• _What this exercise asks_
a) In the court passage, what did Tillman take out of the glove compartment instead of the letter?
b) Please output the court passage from "Johnson may avoid" up to and including "n. 17 (1986).".

** start of Reading passage **

Johnson may avoid these defaults and we may reach the merits of his claims if he shows cause for and prejudice from the failure to raise them earlier, or that a "fundamental miscarriage of justice" would result from our failure to hear the claims. "The fundamental miscarriage of justice exception requires a claim that the defendant be actually innocent of the crime for which he or she is imprisoned." Steward, 80 F.3d at 1212 (citing Sawyer v. Whitley, 505 U.S. 333, 339 (1992)). "Actual innocence" requires that a petitioner show by clear and convincing evidence that, but for constitutional error, he would have been acquitted. Sawyer, 505 U.S. at 336; Kuhlmann v. Wilson, 477 U.S. 436, 454-55 n. 17 (1986).
Johnson has presented evidence discovered after his trial which he states will show that he is actually innocent of Tillman's murder. According to Johnson, the fatal shooting was an accident. He claims that he and Tillman were sitting in his car in front of Tillman's house arguing, that he told Tillman he had written her a letter, which was in the glove compartment, and that the letter said he wanted to break up with her. Tillman reached into the glove compartment, but instead of removing the letter, she removed the gun which Johnson kept there. She pointed it at Johnson; Johnson struggled with her; the gun fired and Tillman was struck in the head by a bullet. Thus, he claims, he was innocent of murder because he lacked the necessary intent.

** end of Reading passage **
** start of Extracted entries **

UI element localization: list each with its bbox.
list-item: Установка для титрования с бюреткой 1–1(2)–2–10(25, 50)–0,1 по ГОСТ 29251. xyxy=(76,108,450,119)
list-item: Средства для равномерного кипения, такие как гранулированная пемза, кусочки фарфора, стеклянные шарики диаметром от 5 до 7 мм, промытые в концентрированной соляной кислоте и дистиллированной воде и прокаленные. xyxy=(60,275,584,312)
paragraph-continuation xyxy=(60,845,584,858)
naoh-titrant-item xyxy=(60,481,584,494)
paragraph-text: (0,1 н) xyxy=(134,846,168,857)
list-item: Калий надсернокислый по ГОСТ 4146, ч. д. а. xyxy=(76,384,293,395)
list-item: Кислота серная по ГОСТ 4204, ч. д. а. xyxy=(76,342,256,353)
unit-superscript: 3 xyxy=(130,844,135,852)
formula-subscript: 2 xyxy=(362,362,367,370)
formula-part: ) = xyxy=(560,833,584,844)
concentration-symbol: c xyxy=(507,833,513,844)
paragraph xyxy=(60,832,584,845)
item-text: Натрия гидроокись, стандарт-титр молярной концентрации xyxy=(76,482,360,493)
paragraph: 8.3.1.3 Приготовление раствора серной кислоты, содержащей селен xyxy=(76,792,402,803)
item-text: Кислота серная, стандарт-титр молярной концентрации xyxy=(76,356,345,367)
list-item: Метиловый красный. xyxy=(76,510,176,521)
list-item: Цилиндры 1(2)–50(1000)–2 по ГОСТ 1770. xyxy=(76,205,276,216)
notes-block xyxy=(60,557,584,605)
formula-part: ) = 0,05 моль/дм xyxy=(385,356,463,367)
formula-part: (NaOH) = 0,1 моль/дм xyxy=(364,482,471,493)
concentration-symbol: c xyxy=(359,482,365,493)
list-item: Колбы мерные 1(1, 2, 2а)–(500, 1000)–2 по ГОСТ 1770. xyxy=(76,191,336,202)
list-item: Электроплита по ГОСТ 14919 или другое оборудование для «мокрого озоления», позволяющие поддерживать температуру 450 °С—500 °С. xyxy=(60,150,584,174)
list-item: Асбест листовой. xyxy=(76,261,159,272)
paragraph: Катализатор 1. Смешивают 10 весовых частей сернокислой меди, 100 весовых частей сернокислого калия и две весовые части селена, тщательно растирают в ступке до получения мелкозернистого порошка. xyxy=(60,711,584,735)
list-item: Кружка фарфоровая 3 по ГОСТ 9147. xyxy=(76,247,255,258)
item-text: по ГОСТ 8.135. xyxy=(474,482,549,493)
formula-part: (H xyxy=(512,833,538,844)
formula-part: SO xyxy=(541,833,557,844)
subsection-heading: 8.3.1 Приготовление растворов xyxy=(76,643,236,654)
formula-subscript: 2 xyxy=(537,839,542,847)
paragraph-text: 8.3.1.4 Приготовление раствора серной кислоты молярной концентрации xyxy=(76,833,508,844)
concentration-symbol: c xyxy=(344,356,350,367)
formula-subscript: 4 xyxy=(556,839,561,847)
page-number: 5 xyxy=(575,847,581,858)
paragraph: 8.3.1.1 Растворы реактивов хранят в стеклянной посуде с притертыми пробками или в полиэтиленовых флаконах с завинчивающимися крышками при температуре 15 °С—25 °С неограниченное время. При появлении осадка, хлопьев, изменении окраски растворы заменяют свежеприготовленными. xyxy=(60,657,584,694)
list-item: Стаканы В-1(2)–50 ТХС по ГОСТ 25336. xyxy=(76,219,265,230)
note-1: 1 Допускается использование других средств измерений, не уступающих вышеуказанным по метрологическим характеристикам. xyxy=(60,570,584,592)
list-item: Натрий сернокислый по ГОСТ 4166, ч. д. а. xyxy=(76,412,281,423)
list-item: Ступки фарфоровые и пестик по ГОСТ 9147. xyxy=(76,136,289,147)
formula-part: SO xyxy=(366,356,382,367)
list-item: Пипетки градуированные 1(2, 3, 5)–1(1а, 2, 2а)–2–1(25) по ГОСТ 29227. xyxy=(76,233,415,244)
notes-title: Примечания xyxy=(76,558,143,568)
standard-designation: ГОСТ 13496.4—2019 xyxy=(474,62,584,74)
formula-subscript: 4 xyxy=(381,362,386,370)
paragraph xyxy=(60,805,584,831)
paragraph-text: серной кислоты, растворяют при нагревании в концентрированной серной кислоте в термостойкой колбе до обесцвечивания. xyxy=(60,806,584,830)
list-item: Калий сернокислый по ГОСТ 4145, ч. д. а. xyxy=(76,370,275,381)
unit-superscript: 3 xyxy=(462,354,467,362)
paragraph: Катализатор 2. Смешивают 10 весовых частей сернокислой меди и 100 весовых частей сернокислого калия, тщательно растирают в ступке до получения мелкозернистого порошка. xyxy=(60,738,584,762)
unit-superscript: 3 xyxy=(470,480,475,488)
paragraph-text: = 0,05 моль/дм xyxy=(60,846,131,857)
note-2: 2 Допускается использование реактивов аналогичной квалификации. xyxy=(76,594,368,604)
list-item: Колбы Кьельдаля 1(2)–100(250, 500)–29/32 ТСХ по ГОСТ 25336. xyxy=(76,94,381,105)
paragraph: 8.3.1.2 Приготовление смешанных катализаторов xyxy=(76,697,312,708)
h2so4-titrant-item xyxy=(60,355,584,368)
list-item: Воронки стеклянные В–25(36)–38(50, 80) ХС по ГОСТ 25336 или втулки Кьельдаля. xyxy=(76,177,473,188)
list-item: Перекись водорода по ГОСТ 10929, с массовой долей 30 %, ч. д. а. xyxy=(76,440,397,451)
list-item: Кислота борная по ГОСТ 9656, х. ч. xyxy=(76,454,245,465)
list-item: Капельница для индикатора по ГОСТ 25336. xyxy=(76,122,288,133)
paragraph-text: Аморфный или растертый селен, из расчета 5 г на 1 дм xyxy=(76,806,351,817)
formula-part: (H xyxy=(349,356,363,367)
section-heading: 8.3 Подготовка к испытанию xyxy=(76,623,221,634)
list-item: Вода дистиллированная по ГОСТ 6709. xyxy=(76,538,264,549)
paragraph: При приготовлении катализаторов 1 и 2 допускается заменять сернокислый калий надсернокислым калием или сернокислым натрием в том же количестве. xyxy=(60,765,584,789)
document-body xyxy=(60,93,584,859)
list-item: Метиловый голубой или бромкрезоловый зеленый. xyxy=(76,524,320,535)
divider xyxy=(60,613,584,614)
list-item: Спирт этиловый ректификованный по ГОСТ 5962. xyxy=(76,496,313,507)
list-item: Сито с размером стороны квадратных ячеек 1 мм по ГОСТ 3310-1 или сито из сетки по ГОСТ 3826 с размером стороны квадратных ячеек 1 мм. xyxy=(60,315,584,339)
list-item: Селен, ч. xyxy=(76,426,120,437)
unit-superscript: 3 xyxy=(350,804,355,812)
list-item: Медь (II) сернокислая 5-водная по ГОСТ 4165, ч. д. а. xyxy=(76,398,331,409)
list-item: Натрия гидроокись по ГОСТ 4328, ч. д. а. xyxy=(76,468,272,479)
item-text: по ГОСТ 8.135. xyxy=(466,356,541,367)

** end of Extracted entries **

• _Solution list_
a) The gun that Johnson kept there.

b)
Johnson may avoid these defaults and we may reach the merits of his claims if he shows cause for and prejudice from the failure to raise them earlier, or that a "fundamental miscarriage of justice" would result from our failure to hear the claims. "The fundamental miscarriage of justice exception requires a claim that the defendant be actually innocent of the crime for which he or she is imprisoned." Steward, 80 F.3d at 1212 (citing Sawyer v. Whitley, 505 U.S. 333, 339 (1992)). "Actual innocence" requires that a petitioner show by clear and convincing evidence that, but for constitutional error, he would have been acquitted. Sawyer, 505 U.S. at 336; Kuhlmann v. Wilson, 477 U.S. 436, 454-55 n. 17 (1986).